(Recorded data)

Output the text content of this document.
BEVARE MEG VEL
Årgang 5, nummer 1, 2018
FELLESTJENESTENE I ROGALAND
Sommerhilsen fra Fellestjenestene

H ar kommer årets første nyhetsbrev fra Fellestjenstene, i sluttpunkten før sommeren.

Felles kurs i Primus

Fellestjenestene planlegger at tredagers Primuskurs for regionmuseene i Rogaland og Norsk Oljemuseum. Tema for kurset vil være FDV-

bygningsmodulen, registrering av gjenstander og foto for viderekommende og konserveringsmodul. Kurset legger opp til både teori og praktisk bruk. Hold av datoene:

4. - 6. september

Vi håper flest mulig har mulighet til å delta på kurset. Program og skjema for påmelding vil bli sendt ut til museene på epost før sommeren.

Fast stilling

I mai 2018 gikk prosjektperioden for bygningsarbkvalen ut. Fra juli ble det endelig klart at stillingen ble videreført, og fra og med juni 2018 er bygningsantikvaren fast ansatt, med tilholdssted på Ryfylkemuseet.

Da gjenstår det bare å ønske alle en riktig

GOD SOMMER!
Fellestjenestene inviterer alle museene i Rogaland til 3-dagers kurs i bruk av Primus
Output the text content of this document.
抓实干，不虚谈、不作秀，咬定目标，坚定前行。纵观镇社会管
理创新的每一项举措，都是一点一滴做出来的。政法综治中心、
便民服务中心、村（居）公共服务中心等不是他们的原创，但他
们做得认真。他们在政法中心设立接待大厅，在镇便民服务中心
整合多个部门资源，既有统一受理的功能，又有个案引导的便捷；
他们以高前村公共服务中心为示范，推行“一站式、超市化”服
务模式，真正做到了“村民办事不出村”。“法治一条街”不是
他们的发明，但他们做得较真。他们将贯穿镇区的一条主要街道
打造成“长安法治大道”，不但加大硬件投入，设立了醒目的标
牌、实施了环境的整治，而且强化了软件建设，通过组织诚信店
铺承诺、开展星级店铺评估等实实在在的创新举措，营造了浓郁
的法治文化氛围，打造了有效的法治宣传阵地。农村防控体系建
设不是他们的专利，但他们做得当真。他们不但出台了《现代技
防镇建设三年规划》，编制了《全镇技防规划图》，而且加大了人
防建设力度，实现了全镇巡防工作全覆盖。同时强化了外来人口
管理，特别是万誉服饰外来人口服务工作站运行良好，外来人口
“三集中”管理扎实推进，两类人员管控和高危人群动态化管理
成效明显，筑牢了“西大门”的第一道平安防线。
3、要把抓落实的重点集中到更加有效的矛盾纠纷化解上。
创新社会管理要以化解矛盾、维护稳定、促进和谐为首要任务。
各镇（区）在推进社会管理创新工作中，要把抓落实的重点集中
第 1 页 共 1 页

EXERCISE DESCRIPTION — Copy, from the material, each line that holds the string "alle".

WRITTEN ANSWER —
Da gjenstår det bare å ønske alle en riktig
Fellestjenestene inviterer alle museene i Rogaland til 3-dagers kurs i bruk av Primus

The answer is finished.